**Task:** Gather every line holding the string "presence".

--- Begin Information provided ---

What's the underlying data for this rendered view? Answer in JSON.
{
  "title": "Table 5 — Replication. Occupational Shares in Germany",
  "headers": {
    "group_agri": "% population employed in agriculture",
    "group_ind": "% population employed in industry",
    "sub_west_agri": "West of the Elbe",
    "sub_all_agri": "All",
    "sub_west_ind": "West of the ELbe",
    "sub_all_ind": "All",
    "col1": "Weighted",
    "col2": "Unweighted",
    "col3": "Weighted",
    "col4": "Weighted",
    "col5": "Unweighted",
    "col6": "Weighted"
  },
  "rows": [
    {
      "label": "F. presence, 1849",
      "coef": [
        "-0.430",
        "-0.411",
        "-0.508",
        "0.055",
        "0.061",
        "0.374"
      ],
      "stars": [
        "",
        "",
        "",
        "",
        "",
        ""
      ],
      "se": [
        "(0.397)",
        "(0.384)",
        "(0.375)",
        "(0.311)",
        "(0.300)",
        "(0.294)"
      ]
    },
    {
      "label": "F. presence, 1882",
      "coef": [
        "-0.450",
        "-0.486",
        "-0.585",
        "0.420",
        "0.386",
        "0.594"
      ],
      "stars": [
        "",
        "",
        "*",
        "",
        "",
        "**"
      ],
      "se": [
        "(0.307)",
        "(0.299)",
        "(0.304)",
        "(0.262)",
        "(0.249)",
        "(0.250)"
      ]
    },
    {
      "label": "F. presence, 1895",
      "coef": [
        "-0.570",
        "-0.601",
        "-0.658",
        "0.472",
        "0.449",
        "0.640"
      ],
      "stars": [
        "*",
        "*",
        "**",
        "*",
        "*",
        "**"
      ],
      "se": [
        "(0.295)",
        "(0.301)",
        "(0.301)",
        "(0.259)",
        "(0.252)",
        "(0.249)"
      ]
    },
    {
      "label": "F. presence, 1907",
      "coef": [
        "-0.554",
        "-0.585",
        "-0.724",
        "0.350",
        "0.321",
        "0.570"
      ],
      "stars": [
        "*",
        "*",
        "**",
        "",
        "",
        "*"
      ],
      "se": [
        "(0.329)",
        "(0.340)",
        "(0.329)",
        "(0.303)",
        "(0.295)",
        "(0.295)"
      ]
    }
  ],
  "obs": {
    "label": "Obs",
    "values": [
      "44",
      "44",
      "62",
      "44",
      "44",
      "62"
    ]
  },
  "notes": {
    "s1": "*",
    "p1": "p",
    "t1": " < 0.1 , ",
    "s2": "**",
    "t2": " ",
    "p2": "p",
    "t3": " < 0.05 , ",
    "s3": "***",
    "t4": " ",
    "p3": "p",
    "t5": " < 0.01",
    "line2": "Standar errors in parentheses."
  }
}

--- End Information provided ---

**Result of this exercise:**
      "label": "F. presence, 1849",
      "label": "F. presence, 1882",
      "label": "F. presence, 1895",
      "label": "F. presence, 1907",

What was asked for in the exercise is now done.